*What is being asked*
Out of the lines below, please list those that hold the string "Jahre".

(Data records)
--- Begin ---

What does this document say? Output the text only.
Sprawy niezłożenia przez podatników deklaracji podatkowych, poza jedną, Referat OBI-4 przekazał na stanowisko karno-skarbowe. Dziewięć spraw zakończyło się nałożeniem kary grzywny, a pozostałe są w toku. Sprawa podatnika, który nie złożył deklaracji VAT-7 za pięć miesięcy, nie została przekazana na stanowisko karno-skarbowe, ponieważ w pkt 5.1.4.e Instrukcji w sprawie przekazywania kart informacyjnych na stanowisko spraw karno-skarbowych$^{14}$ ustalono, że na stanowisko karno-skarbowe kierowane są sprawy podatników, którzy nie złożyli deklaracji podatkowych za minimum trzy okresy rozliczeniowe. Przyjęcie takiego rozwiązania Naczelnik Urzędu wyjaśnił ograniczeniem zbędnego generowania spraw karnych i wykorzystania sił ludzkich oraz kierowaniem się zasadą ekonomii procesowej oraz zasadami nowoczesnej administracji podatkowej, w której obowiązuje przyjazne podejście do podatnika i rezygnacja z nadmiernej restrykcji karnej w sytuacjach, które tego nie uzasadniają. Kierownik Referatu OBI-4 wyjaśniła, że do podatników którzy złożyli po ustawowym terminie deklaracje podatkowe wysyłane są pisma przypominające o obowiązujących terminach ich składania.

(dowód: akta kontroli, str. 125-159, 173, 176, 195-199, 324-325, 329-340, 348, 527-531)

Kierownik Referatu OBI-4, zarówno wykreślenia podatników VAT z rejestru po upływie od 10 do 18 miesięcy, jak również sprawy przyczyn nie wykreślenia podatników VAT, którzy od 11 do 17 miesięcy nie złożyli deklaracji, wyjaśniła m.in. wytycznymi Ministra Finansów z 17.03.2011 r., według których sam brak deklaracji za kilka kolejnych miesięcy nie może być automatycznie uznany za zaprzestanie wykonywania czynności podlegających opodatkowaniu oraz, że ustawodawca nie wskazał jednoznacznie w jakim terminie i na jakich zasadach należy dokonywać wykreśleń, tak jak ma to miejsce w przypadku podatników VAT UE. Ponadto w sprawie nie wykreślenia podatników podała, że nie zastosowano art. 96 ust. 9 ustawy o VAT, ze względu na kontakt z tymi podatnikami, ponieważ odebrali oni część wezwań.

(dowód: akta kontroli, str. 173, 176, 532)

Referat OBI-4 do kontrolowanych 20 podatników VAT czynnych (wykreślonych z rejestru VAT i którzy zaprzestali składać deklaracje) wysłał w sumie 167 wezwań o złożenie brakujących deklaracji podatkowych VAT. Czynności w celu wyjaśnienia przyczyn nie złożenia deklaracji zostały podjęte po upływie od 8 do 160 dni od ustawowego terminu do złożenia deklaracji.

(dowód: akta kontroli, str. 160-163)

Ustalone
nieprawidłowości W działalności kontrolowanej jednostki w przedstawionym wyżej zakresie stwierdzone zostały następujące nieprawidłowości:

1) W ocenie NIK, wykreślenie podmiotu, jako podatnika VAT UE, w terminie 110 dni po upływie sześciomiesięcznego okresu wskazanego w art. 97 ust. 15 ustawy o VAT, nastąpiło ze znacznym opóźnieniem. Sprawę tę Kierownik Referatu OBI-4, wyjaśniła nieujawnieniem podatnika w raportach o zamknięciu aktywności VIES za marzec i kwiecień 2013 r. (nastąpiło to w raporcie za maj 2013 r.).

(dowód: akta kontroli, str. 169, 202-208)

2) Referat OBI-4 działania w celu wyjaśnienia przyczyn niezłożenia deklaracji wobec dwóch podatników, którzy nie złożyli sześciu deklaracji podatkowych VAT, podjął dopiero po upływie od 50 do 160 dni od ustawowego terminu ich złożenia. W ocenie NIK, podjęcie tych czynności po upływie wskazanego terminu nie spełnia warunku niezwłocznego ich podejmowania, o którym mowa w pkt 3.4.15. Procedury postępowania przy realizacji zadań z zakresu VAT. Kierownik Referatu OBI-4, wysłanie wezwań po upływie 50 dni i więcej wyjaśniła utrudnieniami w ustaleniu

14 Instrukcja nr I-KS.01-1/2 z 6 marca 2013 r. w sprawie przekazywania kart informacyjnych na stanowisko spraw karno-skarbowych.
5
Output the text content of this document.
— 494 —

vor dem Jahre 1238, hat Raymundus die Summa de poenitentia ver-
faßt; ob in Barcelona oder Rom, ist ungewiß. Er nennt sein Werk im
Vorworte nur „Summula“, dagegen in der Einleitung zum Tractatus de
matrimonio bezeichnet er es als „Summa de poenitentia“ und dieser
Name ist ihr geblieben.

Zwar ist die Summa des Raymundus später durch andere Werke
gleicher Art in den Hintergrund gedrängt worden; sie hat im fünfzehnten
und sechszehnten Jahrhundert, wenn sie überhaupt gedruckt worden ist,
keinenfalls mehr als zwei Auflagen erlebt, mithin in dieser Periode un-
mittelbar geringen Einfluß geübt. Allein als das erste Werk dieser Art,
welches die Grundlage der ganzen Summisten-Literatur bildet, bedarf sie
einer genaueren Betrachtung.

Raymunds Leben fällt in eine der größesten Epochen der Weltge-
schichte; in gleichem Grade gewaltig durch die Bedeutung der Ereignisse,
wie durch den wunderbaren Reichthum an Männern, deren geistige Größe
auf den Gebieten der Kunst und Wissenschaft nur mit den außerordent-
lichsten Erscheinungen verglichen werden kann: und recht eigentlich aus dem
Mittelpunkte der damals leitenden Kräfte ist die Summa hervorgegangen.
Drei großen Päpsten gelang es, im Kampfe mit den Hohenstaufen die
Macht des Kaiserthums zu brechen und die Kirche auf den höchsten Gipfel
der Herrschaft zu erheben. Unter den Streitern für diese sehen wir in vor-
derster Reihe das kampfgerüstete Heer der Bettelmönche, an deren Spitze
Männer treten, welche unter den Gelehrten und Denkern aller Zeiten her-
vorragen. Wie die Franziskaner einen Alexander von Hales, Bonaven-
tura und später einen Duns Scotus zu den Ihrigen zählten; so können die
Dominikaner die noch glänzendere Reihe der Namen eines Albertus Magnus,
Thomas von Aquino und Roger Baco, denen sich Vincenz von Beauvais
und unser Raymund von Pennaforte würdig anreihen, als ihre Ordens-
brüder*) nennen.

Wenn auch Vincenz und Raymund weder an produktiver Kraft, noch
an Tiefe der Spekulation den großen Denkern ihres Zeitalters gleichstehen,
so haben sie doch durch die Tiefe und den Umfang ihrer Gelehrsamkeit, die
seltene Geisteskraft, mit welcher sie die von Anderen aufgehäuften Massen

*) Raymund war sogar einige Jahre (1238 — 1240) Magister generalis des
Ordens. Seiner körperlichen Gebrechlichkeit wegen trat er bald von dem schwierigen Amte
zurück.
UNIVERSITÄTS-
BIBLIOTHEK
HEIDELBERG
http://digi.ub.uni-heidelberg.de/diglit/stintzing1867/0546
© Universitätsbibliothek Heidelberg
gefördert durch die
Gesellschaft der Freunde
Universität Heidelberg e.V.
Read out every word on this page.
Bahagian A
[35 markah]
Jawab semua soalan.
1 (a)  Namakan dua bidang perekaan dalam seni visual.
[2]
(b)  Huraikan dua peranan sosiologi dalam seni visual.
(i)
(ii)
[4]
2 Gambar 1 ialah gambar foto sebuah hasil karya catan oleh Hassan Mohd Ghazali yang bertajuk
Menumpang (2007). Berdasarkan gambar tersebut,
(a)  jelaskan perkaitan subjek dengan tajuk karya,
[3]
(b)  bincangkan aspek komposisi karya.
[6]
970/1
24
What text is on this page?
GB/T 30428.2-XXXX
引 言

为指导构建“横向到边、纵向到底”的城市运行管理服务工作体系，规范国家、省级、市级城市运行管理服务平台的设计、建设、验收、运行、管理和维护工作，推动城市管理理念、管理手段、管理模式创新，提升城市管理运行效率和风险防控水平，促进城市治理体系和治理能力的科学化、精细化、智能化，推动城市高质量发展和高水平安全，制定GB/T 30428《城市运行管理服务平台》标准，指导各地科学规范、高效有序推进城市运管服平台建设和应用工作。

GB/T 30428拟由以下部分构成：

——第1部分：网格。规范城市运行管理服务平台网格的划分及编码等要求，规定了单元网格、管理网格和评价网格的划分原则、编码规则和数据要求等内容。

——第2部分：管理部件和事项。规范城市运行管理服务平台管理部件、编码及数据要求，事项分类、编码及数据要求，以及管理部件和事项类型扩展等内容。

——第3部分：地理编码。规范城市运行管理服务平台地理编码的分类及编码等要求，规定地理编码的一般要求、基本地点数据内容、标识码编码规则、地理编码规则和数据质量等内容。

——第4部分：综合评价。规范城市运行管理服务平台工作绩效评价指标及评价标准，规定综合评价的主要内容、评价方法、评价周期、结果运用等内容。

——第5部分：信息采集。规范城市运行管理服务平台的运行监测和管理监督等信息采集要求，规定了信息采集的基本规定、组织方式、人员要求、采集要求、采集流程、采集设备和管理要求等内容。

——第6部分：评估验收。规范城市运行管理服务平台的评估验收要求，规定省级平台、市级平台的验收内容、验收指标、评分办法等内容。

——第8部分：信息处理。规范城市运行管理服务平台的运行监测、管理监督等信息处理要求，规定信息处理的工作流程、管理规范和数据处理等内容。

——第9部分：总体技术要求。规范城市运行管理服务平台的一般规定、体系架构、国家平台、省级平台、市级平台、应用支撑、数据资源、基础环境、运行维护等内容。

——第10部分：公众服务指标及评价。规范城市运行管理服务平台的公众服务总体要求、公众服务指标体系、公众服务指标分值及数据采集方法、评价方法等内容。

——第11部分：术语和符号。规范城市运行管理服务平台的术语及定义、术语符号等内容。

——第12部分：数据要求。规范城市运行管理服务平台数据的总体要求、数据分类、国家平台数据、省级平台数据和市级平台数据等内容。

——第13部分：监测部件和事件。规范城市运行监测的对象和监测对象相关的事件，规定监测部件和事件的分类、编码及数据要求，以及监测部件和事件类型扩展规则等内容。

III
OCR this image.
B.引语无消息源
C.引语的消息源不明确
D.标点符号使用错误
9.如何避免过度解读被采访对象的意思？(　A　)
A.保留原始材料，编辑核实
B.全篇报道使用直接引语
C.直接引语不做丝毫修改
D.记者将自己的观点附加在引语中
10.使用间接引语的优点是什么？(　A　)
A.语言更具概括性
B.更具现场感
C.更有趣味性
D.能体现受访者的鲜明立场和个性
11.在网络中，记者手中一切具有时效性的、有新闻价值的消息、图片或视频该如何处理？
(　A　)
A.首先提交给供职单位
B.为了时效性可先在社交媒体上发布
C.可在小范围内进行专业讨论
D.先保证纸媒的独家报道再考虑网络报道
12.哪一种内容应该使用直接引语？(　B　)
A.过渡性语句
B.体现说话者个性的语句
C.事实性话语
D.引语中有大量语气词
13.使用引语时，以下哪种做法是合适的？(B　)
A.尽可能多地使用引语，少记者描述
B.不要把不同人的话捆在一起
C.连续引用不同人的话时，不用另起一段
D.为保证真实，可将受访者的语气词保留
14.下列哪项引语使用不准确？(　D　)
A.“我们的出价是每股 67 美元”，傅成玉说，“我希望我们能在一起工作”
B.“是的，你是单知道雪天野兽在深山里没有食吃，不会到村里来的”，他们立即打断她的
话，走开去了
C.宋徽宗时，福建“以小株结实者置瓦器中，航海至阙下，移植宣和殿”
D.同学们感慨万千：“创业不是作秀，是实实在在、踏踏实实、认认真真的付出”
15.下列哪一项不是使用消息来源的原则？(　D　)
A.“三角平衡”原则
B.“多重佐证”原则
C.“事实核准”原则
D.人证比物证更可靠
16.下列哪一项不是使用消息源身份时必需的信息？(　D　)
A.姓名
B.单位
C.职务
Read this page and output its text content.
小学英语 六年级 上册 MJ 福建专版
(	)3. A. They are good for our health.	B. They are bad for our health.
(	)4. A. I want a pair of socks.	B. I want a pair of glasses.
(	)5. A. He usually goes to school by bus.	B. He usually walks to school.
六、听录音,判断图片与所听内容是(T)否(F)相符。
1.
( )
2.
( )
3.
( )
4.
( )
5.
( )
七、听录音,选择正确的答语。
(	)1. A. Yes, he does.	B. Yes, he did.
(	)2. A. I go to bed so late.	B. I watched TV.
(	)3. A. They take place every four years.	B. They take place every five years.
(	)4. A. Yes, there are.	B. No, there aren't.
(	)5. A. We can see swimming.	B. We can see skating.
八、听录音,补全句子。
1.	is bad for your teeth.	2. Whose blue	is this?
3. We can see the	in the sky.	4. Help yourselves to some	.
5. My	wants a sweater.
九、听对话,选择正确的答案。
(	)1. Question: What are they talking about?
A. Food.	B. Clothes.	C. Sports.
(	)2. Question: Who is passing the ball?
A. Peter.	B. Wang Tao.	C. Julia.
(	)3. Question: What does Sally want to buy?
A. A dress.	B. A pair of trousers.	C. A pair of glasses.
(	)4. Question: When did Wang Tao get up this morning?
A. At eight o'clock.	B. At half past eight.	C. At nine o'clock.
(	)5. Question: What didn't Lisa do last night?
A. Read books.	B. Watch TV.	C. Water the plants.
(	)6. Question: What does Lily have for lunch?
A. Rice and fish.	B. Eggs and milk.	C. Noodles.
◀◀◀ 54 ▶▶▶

--- End ---

*Solution to the exercise*
vor dem Jahre 1238, hat Raymundus die Summa de poenitentia ver-
*) Raymund war sogar einige Jahre (1238 — 1240) Magister generalis des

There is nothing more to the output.